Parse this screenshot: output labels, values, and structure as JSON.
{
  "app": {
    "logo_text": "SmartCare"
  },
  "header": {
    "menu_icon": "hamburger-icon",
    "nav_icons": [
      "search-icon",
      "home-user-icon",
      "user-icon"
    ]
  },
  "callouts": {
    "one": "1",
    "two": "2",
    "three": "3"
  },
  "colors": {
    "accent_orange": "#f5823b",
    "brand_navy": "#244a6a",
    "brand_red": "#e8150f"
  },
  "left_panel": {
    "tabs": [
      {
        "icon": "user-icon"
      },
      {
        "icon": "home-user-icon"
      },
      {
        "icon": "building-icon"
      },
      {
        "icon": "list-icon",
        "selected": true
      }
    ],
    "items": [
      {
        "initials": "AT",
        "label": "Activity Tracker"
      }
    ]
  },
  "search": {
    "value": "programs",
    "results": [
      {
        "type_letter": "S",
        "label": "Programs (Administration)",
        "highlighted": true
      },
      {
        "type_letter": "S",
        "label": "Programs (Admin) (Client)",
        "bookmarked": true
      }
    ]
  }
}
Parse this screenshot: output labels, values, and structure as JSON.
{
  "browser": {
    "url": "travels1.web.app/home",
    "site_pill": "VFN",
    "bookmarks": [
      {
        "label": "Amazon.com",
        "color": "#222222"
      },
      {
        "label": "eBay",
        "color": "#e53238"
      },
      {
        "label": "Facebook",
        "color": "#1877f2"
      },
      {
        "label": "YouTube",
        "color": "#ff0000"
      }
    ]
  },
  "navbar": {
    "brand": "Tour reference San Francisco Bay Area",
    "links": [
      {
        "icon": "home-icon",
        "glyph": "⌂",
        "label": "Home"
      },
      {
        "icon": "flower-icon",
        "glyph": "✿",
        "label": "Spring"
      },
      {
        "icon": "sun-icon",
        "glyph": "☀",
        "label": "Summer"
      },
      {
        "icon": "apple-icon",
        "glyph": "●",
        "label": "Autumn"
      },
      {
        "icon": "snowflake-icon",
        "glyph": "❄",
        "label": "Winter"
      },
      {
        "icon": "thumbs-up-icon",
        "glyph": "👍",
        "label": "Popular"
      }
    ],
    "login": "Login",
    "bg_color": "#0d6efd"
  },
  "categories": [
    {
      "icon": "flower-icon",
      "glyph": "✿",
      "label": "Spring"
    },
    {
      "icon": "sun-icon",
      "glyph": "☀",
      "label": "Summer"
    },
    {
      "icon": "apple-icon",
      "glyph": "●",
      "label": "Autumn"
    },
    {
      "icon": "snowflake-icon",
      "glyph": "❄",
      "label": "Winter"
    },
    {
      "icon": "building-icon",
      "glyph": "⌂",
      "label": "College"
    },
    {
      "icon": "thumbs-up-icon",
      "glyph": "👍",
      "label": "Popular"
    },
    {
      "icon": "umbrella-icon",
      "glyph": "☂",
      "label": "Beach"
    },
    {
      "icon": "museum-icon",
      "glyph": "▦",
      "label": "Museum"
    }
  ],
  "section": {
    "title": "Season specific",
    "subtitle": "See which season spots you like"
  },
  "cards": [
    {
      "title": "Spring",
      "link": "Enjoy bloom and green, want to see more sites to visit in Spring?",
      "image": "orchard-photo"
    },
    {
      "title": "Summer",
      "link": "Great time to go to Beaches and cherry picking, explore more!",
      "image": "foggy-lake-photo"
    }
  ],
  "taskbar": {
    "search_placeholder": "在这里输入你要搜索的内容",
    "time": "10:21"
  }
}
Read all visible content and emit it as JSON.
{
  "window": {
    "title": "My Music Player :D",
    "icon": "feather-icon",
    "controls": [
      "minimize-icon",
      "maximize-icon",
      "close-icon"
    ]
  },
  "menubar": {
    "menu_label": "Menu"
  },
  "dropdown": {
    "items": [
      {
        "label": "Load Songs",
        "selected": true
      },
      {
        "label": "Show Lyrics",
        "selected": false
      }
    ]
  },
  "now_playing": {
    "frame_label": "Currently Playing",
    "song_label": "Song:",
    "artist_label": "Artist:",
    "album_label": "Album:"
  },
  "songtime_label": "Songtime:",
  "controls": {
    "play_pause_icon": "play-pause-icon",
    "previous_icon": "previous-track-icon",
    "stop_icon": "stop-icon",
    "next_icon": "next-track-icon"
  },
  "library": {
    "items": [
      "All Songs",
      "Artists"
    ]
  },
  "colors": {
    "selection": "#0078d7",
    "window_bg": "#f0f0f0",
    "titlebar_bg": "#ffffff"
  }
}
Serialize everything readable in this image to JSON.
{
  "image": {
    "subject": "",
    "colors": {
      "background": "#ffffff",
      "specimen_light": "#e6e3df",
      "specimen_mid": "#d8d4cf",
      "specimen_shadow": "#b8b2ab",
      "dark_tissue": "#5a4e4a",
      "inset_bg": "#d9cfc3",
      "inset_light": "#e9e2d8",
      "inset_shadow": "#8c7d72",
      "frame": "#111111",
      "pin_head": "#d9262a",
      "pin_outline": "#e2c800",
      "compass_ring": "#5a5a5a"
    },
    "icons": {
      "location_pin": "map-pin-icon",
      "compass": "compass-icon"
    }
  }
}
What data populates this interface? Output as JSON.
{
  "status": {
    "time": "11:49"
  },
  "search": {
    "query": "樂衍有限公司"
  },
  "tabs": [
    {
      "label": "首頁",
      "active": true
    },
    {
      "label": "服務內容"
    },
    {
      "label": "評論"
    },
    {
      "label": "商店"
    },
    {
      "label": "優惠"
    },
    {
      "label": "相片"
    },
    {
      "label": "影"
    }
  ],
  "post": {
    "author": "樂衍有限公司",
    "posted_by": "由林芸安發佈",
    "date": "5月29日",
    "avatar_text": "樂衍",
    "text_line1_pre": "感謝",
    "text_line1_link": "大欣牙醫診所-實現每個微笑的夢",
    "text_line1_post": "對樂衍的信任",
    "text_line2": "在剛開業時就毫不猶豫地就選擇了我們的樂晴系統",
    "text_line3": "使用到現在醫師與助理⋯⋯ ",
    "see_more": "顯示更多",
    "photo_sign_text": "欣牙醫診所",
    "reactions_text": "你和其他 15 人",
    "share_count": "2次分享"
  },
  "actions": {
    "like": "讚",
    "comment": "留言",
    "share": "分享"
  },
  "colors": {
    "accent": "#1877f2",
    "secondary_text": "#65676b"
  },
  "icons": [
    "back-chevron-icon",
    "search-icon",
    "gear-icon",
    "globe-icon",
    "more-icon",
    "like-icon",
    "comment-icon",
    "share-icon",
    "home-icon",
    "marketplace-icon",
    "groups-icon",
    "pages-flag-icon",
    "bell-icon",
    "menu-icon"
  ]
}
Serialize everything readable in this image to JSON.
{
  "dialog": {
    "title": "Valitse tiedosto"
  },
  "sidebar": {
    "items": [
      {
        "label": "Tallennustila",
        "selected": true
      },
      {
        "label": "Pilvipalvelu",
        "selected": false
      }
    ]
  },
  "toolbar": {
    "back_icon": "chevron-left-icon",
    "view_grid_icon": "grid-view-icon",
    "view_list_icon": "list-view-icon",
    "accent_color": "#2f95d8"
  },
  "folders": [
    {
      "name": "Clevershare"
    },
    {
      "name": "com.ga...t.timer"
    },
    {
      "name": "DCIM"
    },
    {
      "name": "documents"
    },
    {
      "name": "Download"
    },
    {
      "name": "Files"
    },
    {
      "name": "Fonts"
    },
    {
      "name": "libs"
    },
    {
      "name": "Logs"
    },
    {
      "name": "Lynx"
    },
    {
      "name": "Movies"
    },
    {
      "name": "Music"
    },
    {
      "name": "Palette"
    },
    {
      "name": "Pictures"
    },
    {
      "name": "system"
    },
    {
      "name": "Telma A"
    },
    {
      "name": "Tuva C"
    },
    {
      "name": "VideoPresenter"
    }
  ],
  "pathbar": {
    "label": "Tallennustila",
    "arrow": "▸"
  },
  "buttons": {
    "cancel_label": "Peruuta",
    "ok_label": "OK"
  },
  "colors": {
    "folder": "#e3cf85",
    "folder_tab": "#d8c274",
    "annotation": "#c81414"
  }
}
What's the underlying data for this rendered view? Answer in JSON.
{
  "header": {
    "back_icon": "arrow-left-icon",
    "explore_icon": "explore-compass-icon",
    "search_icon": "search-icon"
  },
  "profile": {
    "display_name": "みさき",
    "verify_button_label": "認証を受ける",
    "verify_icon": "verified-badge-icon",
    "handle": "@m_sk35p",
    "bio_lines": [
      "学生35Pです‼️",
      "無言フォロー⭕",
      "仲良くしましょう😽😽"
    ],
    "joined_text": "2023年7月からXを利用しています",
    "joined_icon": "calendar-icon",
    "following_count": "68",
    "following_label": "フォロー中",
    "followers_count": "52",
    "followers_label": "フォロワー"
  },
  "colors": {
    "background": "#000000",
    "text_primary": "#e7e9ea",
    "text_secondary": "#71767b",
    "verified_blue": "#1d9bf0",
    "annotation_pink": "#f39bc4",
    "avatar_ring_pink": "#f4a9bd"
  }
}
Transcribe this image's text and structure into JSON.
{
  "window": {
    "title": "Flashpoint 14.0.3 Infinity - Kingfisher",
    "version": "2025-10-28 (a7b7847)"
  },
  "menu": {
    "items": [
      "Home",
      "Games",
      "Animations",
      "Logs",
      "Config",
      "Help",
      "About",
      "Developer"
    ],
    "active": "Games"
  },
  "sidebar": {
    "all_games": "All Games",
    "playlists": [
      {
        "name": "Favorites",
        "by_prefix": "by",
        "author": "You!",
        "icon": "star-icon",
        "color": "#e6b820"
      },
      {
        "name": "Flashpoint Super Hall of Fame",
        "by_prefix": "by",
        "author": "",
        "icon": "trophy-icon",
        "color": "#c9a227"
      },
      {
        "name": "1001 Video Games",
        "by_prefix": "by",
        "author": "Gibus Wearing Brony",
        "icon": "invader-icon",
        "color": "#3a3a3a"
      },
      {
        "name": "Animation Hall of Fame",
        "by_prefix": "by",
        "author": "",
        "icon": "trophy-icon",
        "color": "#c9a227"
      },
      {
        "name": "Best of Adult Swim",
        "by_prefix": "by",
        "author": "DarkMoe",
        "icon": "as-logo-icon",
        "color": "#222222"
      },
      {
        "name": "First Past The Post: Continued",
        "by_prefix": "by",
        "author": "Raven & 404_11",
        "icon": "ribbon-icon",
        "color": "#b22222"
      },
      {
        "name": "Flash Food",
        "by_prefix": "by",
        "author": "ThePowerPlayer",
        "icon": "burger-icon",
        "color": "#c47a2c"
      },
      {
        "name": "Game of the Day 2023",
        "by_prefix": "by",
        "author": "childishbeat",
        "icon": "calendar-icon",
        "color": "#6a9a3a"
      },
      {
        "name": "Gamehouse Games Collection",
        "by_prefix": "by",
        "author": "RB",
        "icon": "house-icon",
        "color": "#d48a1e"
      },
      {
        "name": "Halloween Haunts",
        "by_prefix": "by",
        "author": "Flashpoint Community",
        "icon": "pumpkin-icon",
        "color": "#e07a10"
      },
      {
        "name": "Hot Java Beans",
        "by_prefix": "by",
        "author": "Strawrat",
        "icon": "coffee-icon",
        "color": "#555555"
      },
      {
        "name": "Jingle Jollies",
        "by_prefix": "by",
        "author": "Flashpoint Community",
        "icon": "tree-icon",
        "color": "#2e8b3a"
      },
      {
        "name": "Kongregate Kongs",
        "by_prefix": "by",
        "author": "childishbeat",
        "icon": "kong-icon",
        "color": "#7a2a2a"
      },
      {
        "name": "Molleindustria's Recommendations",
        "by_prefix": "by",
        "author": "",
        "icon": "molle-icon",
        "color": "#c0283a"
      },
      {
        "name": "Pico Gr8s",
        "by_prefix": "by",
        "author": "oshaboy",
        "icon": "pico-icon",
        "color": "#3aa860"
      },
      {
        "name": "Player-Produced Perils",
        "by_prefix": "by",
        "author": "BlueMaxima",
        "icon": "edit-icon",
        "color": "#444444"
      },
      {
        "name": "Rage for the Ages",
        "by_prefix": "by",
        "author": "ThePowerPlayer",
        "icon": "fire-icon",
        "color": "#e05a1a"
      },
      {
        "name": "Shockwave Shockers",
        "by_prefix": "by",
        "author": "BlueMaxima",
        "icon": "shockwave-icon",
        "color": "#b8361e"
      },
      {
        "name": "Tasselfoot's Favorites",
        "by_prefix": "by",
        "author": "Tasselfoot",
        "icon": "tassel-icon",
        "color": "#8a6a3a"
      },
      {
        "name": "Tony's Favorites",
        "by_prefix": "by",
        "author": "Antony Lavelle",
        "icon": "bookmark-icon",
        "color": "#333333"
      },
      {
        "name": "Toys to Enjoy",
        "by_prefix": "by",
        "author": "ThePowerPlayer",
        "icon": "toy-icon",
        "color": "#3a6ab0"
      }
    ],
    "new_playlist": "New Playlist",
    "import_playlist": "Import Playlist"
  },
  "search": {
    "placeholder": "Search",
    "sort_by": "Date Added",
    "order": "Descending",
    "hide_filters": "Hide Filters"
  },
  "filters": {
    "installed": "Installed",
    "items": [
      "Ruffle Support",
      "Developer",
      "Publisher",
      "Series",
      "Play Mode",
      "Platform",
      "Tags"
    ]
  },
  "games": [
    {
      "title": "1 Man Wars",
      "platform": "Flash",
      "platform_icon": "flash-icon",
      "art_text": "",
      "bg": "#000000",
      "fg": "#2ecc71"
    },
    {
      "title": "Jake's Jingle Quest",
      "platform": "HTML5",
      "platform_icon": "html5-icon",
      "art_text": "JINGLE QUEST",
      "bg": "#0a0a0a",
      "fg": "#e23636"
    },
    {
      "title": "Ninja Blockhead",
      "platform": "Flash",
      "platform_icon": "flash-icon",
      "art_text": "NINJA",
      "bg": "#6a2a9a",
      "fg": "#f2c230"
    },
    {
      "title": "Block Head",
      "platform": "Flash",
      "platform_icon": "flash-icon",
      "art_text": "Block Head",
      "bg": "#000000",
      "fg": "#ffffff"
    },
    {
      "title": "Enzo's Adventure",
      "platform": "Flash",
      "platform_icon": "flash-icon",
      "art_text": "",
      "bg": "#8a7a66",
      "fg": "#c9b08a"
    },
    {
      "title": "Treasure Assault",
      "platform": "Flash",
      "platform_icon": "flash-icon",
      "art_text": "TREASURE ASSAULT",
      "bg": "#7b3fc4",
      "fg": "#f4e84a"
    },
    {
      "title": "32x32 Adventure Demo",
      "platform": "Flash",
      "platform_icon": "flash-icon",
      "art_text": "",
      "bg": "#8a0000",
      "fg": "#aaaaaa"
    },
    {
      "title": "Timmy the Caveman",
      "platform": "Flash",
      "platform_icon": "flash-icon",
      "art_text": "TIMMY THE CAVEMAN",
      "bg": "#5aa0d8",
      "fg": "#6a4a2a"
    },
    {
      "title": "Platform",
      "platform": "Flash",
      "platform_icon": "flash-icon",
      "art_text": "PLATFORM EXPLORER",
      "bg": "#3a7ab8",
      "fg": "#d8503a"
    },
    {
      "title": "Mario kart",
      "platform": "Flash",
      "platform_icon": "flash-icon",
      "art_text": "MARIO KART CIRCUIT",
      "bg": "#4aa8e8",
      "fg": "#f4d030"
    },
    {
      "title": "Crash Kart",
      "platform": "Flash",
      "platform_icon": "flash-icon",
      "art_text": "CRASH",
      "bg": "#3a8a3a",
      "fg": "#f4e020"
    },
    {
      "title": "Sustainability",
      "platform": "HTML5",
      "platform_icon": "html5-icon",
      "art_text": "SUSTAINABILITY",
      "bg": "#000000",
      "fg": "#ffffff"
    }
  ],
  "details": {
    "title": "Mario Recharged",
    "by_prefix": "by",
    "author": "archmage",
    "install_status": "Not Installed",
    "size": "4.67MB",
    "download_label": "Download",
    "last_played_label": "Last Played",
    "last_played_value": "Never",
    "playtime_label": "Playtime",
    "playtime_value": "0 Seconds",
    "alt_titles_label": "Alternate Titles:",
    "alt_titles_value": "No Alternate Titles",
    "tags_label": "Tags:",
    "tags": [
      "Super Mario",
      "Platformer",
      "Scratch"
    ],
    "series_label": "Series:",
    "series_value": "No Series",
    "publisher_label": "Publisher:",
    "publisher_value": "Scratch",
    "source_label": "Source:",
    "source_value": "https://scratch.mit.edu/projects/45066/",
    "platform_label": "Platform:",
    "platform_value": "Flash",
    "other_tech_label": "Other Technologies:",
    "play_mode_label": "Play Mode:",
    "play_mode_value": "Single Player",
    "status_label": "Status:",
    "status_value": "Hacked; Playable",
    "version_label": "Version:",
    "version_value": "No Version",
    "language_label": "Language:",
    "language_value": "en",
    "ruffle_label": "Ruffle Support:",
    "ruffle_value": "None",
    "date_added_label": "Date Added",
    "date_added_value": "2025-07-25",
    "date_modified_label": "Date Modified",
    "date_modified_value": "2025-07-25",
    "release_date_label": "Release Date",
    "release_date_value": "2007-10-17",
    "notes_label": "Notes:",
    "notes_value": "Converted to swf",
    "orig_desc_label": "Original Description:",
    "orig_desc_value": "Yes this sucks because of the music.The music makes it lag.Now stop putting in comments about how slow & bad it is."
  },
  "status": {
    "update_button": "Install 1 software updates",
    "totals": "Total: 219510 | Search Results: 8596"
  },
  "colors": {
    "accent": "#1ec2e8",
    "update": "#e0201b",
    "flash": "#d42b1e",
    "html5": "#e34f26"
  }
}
━━━
## [WHAT TO DO]
Check the data for the word "Installed" and pull out the lines that have it.

## [REPLY TO THE EXERCISE]
    "installed": "Installed",
    "install_status": "Not Installed",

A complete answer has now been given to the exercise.